Goal of the exercise :: Output each entry below as it stands, leaving out every picture.

(Data entries)
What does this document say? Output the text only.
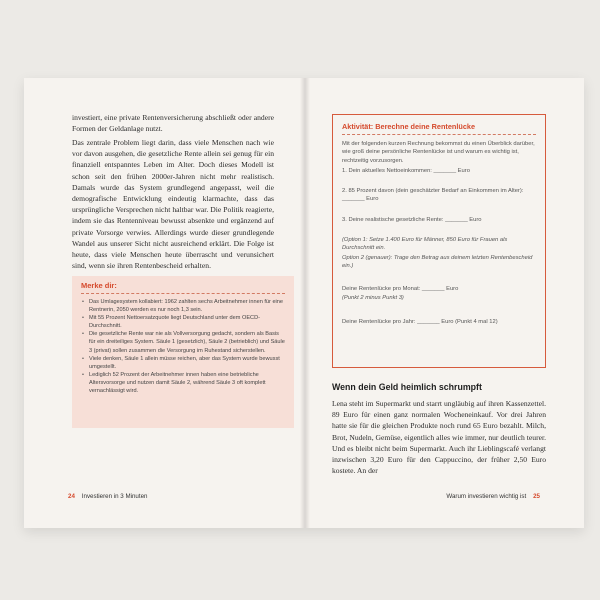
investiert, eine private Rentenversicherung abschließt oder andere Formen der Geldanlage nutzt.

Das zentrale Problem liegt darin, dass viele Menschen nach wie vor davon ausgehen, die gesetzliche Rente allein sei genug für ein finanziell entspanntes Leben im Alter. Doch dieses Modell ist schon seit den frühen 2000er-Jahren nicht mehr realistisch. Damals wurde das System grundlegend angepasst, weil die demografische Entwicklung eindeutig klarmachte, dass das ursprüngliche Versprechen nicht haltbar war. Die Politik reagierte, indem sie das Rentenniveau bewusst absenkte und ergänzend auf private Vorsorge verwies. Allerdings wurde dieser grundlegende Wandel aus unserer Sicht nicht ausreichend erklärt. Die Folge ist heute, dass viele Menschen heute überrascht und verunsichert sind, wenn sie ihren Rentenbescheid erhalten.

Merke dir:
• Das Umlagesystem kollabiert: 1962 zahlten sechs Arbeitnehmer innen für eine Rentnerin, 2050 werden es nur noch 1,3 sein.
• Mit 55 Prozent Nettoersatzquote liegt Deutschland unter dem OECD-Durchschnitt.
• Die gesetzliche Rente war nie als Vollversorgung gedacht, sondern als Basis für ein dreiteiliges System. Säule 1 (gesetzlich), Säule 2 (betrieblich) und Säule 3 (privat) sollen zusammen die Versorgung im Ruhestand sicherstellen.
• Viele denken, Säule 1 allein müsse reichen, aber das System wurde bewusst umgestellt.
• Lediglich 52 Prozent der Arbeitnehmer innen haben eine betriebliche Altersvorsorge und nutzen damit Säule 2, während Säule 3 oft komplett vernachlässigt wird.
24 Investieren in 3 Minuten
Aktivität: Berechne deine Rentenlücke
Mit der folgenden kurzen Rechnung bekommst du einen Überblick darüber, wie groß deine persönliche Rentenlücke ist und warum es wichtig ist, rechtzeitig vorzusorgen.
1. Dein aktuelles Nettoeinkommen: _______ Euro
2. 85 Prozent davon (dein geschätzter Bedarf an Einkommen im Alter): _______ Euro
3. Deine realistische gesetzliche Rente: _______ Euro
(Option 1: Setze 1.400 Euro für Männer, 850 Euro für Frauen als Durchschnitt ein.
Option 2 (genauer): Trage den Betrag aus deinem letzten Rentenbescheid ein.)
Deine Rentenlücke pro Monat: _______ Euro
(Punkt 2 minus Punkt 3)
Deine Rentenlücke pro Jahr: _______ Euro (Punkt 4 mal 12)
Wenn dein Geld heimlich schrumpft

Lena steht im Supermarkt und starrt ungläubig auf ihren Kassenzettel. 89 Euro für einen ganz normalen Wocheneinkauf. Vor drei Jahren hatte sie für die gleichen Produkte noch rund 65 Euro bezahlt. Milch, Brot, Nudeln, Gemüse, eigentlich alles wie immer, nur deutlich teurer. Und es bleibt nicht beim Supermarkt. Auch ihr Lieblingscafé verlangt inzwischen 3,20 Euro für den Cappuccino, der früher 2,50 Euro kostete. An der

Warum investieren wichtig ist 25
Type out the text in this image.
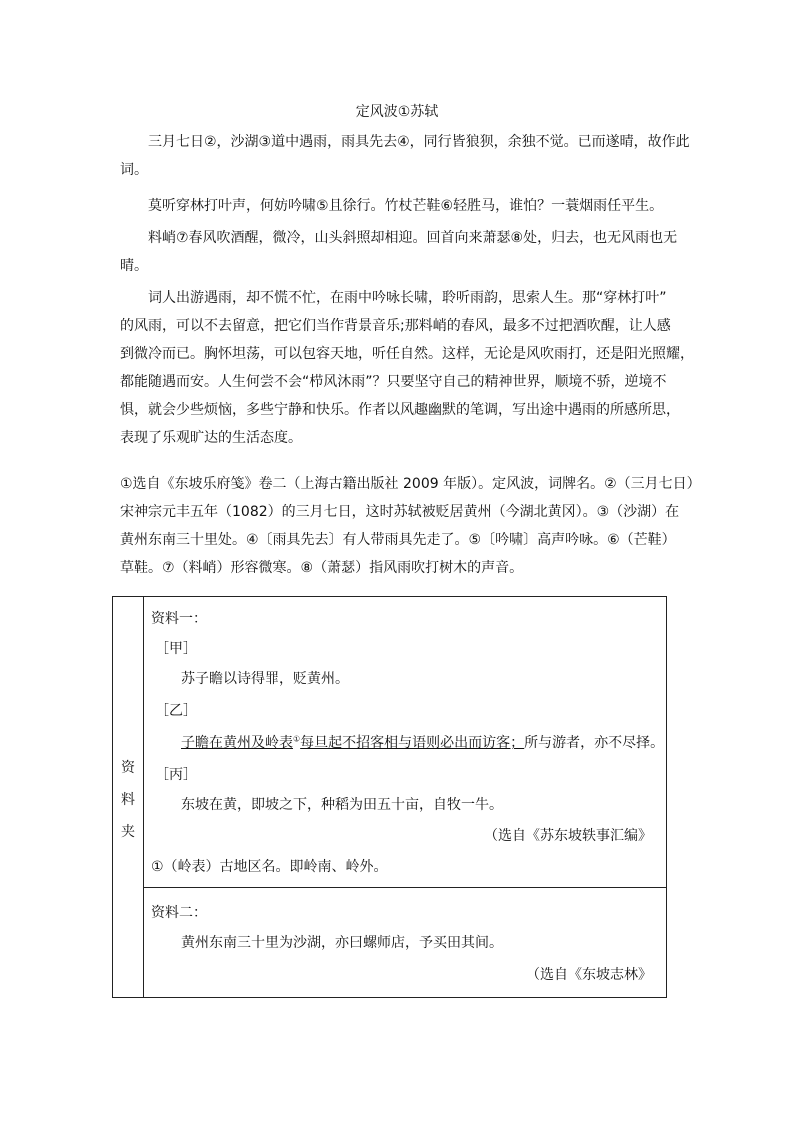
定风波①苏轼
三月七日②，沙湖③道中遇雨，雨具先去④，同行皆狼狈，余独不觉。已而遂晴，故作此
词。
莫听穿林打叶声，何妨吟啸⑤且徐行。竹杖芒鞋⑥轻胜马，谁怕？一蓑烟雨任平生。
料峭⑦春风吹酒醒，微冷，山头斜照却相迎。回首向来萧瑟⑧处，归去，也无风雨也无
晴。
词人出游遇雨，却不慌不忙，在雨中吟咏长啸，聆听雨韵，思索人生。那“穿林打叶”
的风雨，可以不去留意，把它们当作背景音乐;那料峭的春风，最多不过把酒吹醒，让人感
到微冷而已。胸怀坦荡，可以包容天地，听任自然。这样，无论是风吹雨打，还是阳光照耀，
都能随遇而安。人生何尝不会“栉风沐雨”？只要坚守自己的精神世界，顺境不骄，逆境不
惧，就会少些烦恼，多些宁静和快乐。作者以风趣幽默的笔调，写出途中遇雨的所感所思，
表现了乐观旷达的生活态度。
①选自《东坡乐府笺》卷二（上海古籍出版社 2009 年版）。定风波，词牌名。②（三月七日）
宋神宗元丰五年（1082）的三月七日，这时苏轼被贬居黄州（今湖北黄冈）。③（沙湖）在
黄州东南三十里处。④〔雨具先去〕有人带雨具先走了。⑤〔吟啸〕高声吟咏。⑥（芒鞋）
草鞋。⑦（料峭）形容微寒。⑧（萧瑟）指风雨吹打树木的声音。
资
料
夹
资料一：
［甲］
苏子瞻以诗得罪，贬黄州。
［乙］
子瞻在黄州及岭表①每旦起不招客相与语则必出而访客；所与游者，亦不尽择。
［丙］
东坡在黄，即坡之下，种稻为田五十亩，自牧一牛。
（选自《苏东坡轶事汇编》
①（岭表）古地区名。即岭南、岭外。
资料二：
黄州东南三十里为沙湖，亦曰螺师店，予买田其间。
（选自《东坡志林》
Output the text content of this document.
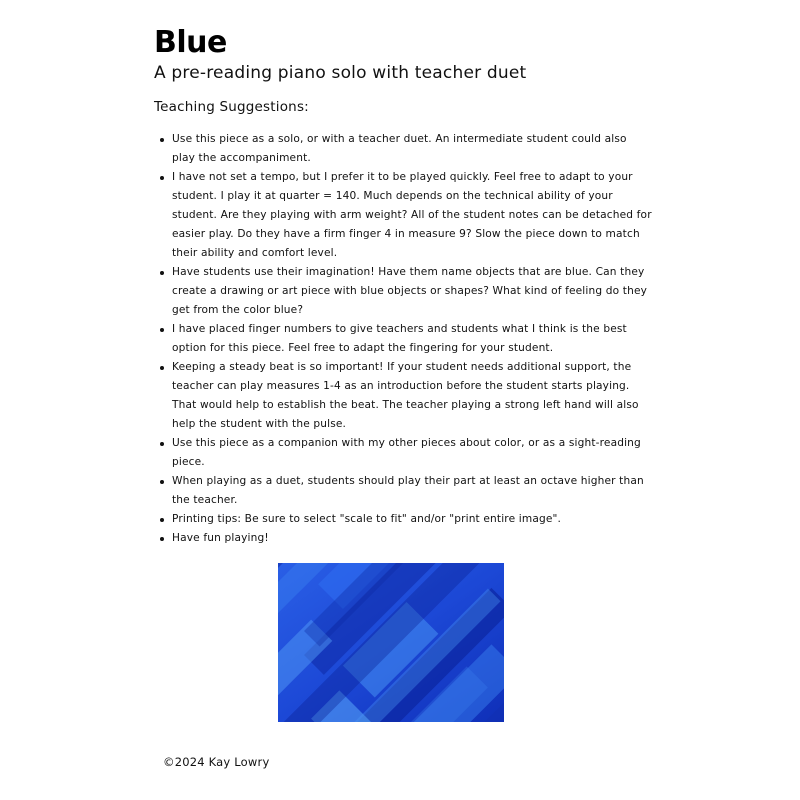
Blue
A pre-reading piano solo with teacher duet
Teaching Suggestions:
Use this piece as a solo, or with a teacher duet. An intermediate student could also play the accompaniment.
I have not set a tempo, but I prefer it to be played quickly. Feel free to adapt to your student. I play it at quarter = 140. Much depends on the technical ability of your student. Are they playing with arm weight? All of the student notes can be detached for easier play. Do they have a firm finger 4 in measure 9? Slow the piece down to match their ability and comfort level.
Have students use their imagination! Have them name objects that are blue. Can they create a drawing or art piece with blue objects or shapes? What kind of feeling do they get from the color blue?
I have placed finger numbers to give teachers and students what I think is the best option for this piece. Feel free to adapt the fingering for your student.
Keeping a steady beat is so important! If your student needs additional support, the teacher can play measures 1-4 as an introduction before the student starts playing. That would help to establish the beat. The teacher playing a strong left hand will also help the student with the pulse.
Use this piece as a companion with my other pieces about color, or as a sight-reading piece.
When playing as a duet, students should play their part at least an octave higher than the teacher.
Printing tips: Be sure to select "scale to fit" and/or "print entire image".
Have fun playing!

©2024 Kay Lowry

Written reply ::
What does this document say? Output the text only.
investiert, eine private Rentenversicherung abschließt oder andere Formen der Geldanlage nutzt.

Das zentrale Problem liegt darin, dass viele Menschen nach wie vor davon ausgehen, die gesetzliche Rente allein sei genug für ein finanziell entspanntes Leben im Alter. Doch dieses Modell ist schon seit den frühen 2000er-Jahren nicht mehr realistisch. Damals wurde das System grundlegend angepasst, weil die demografische Entwicklung eindeutig klarmachte, dass das ursprüngliche Versprechen nicht haltbar war. Die Politik reagierte, indem sie das Rentenniveau bewusst absenkte und ergänzend auf private Vorsorge verwies. Allerdings wurde dieser grundlegende Wandel aus unserer Sicht nicht ausreichend erklärt. Die Folge ist heute, dass viele Menschen heute überrascht und verunsichert sind, wenn sie ihren Rentenbescheid erhalten.

Merke dir:
• Das Umlagesystem kollabiert: 1962 zahlten sechs Arbeitnehmer innen für eine Rentnerin, 2050 werden es nur noch 1,3 sein.
• Mit 55 Prozent Nettoersatzquote liegt Deutschland unter dem OECD-Durchschnitt.
• Die gesetzliche Rente war nie als Vollversorgung gedacht, sondern als Basis für ein dreiteiliges System. Säule 1 (gesetzlich), Säule 2 (betrieblich) und Säule 3 (privat) sollen zusammen die Versorgung im Ruhestand sicherstellen.
• Viele denken, Säule 1 allein müsse reichen, aber das System wurde bewusst umgestellt.
• Lediglich 52 Prozent der Arbeitnehmer innen haben eine betriebliche Altersvorsorge und nutzen damit Säule 2, während Säule 3 oft komplett vernachlässigt wird.
24 Investieren in 3 Minuten
Aktivität: Berechne deine Rentenlücke
Mit der folgenden kurzen Rechnung bekommst du einen Überblick darüber, wie groß deine persönliche Rentenlücke ist und warum es wichtig ist, rechtzeitig vorzusorgen.
1. Dein aktuelles Nettoeinkommen: _______ Euro
2. 85 Prozent davon (dein geschätzter Bedarf an Einkommen im Alter): _______ Euro
3. Deine realistische gesetzliche Rente: _______ Euro
(Option 1: Setze 1.400 Euro für Männer, 850 Euro für Frauen als Durchschnitt ein.
Option 2 (genauer): Trage den Betrag aus deinem letzten Rentenbescheid ein.)
Deine Rentenlücke pro Monat: _______ Euro
(Punkt 2 minus Punkt 3)
Deine Rentenlücke pro Jahr: _______ Euro (Punkt 4 mal 12)
Wenn dein Geld heimlich schrumpft

Lena steht im Supermarkt und starrt ungläubig auf ihren Kassenzettel. 89 Euro für einen ganz normalen Wocheneinkauf. Vor drei Jahren hatte sie für die gleichen Produkte noch rund 65 Euro bezahlt. Milch, Brot, Nudeln, Gemüse, eigentlich alles wie immer, nur deutlich teurer. Und es bleibt nicht beim Supermarkt. Auch ihr Lieblingscafé verlangt inzwischen 3,20 Euro für den Cappuccino, der früher 2,50 Euro kostete. An der

Warum investieren wichtig ist 25
Type out the text in this image.
定风波①苏轼
三月七日②，沙湖③道中遇雨，雨具先去④，同行皆狼狈，余独不觉。已而遂晴，故作此
词。
莫听穿林打叶声，何妨吟啸⑤且徐行。竹杖芒鞋⑥轻胜马，谁怕？一蓑烟雨任平生。
料峭⑦春风吹酒醒，微冷，山头斜照却相迎。回首向来萧瑟⑧处，归去，也无风雨也无
晴。
词人出游遇雨，却不慌不忙，在雨中吟咏长啸，聆听雨韵，思索人生。那“穿林打叶”
的风雨，可以不去留意，把它们当作背景音乐;那料峭的春风，最多不过把酒吹醒，让人感
到微冷而已。胸怀坦荡，可以包容天地，听任自然。这样，无论是风吹雨打，还是阳光照耀，
都能随遇而安。人生何尝不会“栉风沐雨”？只要坚守自己的精神世界，顺境不骄，逆境不
惧，就会少些烦恼，多些宁静和快乐。作者以风趣幽默的笔调，写出途中遇雨的所感所思，
表现了乐观旷达的生活态度。
①选自《东坡乐府笺》卷二（上海古籍出版社 2009 年版）。定风波，词牌名。②（三月七日）
宋神宗元丰五年（1082）的三月七日，这时苏轼被贬居黄州（今湖北黄冈）。③（沙湖）在
黄州东南三十里处。④〔雨具先去〕有人带雨具先走了。⑤〔吟啸〕高声吟咏。⑥（芒鞋）
草鞋。⑦（料峭）形容微寒。⑧（萧瑟）指风雨吹打树木的声音。
资
料
夹
资料一：
［甲］
苏子瞻以诗得罪，贬黄州。
［乙］
子瞻在黄州及岭表①每旦起不招客相与语则必出而访客；所与游者，亦不尽择。
［丙］
东坡在黄，即坡之下，种稻为田五十亩，自牧一牛。
（选自《苏东坡轶事汇编》
①（岭表）古地区名。即岭南、岭外。
资料二：
黄州东南三十里为沙湖，亦曰螺师店，予买田其间。
（选自《东坡志林》
Output the text content of this document.
Blue
A pre-reading piano solo with teacher duet
Teaching Suggestions:
Use this piece as a solo, or with a teacher duet. An intermediate student could also play the accompaniment.
I have not set a tempo, but I prefer it to be played quickly. Feel free to adapt to your student. I play it at quarter = 140. Much depends on the technical ability of your student. Are they playing with arm weight? All of the student notes can be detached for easier play. Do they have a firm finger 4 in measure 9? Slow the piece down to match their ability and comfort level.
Have students use their imagination! Have them name objects that are blue. Can they create a drawing or art piece with blue objects or shapes? What kind of feeling do they get from the color blue?
I have placed finger numbers to give teachers and students what I think is the best option for this piece. Feel free to adapt the fingering for your student.
Keeping a steady beat is so important! If your student needs additional support, the teacher can play measures 1-4 as an introduction before the student starts playing. That would help to establish the beat. The teacher playing a strong left hand will also help the student with the pulse.
Use this piece as a companion with my other pieces about color, or as a sight-reading piece.
When playing as a duet, students should play their part at least an octave higher than the teacher.
Printing tips: Be sure to select "scale to fit" and/or "print entire image".
Have fun playing!

©2024 Kay Lowry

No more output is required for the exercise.